[SET TASK]:
Using the listing below, copy every line that mentions "banner".

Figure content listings
┏━━

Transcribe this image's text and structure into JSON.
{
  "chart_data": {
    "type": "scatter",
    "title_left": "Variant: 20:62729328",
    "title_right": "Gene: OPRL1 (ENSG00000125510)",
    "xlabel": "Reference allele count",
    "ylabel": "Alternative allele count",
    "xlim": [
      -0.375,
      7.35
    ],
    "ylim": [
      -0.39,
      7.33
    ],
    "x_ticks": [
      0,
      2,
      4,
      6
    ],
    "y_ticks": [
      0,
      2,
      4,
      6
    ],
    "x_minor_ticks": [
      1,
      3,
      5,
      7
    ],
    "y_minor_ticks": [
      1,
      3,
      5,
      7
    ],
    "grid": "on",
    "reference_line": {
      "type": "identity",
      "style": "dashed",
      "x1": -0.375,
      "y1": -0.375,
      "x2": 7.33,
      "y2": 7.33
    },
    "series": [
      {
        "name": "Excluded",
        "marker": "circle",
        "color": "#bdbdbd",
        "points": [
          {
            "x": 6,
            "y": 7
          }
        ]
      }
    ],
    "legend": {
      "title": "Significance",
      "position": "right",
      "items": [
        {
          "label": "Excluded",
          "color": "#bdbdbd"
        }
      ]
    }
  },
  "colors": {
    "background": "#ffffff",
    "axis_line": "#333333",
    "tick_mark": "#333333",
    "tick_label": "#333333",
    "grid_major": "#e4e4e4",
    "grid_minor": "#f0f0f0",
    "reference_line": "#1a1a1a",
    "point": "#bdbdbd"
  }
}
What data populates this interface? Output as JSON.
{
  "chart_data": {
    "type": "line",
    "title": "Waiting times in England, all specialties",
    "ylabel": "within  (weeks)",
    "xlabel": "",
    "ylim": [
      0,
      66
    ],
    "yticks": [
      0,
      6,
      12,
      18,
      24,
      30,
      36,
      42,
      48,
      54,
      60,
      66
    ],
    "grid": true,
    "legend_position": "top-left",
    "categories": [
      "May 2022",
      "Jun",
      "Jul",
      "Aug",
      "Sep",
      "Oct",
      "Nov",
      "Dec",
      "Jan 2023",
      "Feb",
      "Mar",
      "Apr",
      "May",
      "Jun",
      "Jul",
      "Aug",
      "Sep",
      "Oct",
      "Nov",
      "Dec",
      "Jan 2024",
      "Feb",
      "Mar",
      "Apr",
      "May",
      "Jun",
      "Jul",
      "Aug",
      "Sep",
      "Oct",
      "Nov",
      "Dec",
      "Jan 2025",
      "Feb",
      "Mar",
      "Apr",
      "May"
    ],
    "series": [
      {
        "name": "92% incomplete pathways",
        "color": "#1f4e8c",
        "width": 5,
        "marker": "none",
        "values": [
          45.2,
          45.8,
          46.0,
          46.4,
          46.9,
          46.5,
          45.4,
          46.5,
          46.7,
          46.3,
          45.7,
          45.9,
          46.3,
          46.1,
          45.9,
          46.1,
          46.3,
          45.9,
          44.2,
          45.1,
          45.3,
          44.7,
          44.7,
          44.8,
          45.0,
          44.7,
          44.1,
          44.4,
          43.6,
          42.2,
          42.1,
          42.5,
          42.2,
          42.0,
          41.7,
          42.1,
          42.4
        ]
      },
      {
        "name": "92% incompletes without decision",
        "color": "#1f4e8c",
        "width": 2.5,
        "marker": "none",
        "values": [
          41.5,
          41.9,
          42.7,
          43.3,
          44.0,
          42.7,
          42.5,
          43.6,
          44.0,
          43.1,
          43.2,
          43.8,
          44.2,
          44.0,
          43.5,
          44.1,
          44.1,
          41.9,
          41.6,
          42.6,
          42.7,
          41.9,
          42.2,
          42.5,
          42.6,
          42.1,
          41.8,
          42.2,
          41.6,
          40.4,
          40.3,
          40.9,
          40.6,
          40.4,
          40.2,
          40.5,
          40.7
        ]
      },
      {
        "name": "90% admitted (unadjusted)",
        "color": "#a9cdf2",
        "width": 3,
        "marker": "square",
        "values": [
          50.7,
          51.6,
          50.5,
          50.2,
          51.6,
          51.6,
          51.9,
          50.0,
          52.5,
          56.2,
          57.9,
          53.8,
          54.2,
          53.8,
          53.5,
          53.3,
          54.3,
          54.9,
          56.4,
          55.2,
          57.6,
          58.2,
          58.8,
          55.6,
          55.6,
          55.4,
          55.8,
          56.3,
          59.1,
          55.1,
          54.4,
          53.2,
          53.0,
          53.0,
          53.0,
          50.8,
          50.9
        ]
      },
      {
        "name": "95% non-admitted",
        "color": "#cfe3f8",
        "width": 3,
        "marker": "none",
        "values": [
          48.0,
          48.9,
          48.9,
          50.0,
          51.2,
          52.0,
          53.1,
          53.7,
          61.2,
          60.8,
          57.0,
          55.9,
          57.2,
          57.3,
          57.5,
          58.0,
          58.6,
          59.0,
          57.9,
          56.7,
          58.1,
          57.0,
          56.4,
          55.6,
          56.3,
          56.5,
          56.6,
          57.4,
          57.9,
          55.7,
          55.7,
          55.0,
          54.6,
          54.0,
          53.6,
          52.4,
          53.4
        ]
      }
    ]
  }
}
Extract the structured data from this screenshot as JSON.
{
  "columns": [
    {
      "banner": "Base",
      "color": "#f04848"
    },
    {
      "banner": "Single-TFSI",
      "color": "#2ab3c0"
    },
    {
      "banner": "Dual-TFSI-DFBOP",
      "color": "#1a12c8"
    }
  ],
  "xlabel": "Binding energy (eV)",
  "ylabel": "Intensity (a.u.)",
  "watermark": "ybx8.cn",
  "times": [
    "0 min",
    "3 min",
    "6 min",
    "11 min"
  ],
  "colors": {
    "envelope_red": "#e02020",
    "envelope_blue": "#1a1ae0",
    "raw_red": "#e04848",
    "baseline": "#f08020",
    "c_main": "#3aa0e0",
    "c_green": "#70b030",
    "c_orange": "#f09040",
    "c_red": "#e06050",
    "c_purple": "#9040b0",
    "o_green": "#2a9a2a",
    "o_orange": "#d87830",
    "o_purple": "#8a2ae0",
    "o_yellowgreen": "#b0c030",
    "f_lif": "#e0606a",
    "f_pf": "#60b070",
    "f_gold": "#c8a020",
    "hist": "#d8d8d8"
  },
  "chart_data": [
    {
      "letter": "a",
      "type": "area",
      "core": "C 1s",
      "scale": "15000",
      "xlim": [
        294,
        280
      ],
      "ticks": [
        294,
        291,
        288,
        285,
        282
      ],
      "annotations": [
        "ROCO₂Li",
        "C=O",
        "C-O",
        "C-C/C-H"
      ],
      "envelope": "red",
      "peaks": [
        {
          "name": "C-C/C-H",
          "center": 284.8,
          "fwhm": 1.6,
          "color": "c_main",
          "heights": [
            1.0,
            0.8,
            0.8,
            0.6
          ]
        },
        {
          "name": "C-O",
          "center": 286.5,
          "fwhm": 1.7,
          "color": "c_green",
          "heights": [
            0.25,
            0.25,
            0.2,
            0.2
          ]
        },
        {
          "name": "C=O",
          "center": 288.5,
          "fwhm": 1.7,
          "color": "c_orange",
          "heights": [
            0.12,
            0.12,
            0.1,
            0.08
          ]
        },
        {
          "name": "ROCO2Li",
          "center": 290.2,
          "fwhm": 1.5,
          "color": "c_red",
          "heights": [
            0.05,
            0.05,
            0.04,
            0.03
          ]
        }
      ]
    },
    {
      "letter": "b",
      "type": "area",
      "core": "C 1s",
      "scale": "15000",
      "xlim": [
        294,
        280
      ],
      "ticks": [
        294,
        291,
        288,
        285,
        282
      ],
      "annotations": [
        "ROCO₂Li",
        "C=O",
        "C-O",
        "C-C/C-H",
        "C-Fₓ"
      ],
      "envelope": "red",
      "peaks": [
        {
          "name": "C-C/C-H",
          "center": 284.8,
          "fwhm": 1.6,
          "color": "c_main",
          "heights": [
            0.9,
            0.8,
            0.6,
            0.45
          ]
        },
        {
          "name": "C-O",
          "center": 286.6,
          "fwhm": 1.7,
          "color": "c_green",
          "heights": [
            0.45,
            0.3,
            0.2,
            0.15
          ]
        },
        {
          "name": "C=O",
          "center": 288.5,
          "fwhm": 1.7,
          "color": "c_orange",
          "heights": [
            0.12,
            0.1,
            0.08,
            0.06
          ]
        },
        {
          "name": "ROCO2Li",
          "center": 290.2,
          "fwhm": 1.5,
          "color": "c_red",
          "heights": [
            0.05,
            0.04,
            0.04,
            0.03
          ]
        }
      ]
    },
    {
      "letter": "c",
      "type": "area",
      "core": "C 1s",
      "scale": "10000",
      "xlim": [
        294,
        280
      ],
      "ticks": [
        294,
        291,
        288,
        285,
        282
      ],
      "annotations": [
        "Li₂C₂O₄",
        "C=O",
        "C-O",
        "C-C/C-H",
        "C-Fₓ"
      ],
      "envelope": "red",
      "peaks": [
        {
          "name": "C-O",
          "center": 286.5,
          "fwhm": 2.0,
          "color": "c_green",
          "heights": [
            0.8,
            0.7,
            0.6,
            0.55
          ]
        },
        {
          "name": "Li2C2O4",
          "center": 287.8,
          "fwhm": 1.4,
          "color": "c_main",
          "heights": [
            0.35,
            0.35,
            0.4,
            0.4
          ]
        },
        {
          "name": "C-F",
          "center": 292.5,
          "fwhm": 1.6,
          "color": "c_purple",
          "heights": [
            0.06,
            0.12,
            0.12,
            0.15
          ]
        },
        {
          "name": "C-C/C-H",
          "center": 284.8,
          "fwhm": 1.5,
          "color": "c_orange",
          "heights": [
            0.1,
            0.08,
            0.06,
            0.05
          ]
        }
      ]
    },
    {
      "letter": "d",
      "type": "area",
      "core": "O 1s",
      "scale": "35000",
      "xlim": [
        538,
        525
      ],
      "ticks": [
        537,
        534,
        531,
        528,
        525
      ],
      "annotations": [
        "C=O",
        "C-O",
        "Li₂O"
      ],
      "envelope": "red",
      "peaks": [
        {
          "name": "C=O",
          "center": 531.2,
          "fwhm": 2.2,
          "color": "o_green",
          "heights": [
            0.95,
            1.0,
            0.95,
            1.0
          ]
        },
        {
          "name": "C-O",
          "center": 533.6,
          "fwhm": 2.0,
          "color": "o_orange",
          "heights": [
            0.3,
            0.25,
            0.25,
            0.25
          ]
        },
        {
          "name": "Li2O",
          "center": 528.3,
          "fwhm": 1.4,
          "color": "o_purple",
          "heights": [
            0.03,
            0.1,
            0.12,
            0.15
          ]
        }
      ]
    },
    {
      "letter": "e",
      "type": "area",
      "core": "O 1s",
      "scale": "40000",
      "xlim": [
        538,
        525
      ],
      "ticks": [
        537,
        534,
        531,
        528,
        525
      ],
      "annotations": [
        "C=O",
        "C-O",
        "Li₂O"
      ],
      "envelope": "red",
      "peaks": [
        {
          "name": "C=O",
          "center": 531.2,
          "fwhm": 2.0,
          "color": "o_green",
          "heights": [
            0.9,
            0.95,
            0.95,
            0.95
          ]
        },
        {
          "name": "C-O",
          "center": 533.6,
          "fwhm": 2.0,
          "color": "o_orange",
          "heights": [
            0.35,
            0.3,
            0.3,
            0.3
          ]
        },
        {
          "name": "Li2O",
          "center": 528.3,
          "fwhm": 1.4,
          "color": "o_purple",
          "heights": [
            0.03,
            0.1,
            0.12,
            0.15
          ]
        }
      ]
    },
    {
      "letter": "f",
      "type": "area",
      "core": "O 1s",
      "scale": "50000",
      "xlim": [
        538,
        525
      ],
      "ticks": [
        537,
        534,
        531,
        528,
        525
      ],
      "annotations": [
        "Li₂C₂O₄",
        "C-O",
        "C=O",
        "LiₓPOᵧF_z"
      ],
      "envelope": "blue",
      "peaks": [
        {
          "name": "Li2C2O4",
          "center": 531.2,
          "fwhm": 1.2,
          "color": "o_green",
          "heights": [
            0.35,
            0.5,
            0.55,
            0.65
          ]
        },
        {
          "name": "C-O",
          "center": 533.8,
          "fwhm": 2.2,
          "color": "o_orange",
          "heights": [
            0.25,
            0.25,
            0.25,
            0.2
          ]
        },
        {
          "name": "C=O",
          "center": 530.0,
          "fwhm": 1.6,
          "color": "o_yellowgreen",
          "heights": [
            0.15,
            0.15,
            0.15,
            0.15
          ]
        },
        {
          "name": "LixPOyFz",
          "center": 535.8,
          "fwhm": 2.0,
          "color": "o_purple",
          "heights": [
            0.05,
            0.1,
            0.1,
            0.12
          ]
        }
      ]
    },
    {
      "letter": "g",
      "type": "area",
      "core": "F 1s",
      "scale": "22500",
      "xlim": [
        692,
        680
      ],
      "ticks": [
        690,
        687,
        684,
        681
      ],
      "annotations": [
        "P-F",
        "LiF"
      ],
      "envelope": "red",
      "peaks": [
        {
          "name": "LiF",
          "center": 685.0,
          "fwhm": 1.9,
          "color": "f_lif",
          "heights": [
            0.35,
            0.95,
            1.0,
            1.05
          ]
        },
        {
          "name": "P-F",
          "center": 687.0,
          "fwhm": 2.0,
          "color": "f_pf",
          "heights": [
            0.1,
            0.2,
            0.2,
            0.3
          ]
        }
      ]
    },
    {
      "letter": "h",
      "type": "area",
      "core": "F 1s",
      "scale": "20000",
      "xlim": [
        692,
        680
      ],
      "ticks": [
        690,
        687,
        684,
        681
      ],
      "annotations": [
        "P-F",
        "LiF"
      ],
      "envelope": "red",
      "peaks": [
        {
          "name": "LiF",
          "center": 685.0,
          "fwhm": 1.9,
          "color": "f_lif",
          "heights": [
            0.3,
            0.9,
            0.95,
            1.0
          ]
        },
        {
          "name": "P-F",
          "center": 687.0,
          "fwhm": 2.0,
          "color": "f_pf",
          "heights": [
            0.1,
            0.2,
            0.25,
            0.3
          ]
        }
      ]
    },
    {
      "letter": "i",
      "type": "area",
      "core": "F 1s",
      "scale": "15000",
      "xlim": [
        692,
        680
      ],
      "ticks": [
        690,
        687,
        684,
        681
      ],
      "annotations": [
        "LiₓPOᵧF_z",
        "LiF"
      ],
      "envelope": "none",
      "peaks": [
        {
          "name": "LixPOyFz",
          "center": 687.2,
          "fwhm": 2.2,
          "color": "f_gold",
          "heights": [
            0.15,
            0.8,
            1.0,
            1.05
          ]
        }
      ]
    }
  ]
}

┗━━

[REPLY]:
      "banner": "Base",
      "banner": "Single-TFSI",
      "banner": "Dual-TFSI-DFBOP",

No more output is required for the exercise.